▸ Exercise materials
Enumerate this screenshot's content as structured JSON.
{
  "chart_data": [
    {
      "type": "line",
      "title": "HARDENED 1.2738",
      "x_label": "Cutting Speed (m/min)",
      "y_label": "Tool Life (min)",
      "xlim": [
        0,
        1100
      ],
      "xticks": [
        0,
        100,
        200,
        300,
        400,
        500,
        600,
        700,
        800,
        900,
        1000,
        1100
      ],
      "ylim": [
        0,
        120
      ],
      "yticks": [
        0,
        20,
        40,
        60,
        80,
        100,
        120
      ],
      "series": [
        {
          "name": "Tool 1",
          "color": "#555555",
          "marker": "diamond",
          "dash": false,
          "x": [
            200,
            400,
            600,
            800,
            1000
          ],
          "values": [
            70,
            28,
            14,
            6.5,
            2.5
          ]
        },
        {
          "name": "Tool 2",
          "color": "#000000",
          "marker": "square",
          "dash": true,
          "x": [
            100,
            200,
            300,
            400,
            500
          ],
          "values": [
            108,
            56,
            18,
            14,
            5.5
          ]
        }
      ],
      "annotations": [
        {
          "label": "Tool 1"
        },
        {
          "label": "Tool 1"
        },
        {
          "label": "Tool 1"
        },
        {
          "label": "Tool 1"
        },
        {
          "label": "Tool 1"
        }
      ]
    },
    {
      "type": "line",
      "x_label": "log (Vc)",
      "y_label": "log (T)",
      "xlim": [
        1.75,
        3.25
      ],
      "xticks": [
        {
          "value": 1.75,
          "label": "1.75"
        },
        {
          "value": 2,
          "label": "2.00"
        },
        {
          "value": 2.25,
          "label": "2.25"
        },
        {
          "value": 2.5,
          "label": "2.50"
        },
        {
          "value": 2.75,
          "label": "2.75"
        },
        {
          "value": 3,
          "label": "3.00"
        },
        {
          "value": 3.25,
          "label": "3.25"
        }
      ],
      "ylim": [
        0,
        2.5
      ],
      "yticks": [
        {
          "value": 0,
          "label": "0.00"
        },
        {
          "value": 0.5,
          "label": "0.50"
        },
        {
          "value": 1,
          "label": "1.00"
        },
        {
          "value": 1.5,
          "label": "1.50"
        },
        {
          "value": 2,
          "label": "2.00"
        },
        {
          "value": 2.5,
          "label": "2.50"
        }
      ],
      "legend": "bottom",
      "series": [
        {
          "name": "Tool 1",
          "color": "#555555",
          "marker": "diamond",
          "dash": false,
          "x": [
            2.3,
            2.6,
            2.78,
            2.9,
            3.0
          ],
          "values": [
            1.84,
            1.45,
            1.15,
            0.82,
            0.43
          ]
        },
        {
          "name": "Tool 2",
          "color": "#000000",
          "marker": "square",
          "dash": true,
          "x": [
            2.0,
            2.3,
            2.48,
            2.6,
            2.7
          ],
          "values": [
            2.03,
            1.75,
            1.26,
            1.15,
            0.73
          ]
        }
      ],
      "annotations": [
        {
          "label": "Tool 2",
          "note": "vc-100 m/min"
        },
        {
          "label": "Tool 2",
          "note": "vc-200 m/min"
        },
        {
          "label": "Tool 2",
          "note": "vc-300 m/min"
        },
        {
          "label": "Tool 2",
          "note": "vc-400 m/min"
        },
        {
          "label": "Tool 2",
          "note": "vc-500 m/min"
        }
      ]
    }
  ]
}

▸ The exercise
Go through the data and return every record exactly.

▸ Final answer
Enumerate this screenshot's content as structured JSON.
{
  "chart_data": [
    {
      "type": "line",
      "title": "HARDENED 1.2738",
      "x_label": "Cutting Speed (m/min)",
      "y_label": "Tool Life (min)",
      "xlim": [
        0,
        1100
      ],
      "xticks": [
        0,
        100,
        200,
        300,
        400,
        500,
        600,
        700,
        800,
        900,
        1000,
        1100
      ],
      "ylim": [
        0,
        120
      ],
      "yticks": [
        0,
        20,
        40,
        60,
        80,
        100,
        120
      ],
      "series": [
        {
          "name": "Tool 1",
          "color": "#555555",
          "marker": "diamond",
          "dash": false,
          "x": [
            200,
            400,
            600,
            800,
            1000
          ],
          "values": [
            70,
            28,
            14,
            6.5,
            2.5
          ]
        },
        {
          "name": "Tool 2",
          "color": "#000000",
          "marker": "square",
          "dash": true,
          "x": [
            100,
            200,
            300,
            400,
            500
          ],
          "values": [
            108,
            56,
            18,
            14,
            5.5
          ]
        }
      ],
      "annotations": [
        {
          "label": "Tool 1"
        },
        {
          "label": "Tool 1"
        },
        {
          "label": "Tool 1"
        },
        {
          "label": "Tool 1"
        },
        {
          "label": "Tool 1"
        }
      ]
    },
    {
      "type": "line",
      "x_label": "log (Vc)",
      "y_label": "log (T)",
      "xlim": [
        1.75,
        3.25
      ],
      "xticks": [
        {
          "value": 1.75,
          "label": "1.75"
        },
        {
          "value": 2,
          "label": "2.00"
        },
        {
          "value": 2.25,
          "label": "2.25"
        },
        {
          "value": 2.5,
          "label": "2.50"
        },
        {
          "value": 2.75,
          "label": "2.75"
        },
        {
          "value": 3,
          "label": "3.00"
        },
        {
          "value": 3.25,
          "label": "3.25"
        }
      ],
      "ylim": [
        0,
        2.5
      ],
      "yticks": [
        {
          "value": 0,
          "label": "0.00"
        },
        {
          "value": 0.5,
          "label": "0.50"
        },
        {
          "value": 1,
          "label": "1.00"
        },
        {
          "value": 1.5,
          "label": "1.50"
        },
        {
          "value": 2,
          "label": "2.00"
        },
        {
          "value": 2.5,
          "label": "2.50"
        }
      ],
      "legend": "bottom",
      "series": [
        {
          "name": "Tool 1",
          "color": "#555555",
          "marker": "diamond",
          "dash": false,
          "x": [
            2.3,
            2.6,
            2.78,
            2.9,
            3.0
          ],
          "values": [
            1.84,
            1.45,
            1.15,
            0.82,
            0.43
          ]
        },
        {
          "name": "Tool 2",
          "color": "#000000",
          "marker": "square",
          "dash": true,
          "x": [
            2.0,
            2.3,
            2.48,
            2.6,
            2.7
          ],
          "values": [
            2.03,
            1.75,
            1.26,
            1.15,
            0.73
          ]
        }
      ],
      "annotations": [
        {
          "label": "Tool 2",
          "note": "vc-100 m/min"
        },
        {
          "label": "Tool 2",
          "note": "vc-200 m/min"
        },
        {
          "label": "Tool 2",
          "note": "vc-300 m/min"
        },
        {
          "label": "Tool 2",
          "note": "vc-400 m/min"
        },
        {
          "label": "Tool 2",
          "note": "vc-500 m/min"
        }
      ]
    }
  ]
}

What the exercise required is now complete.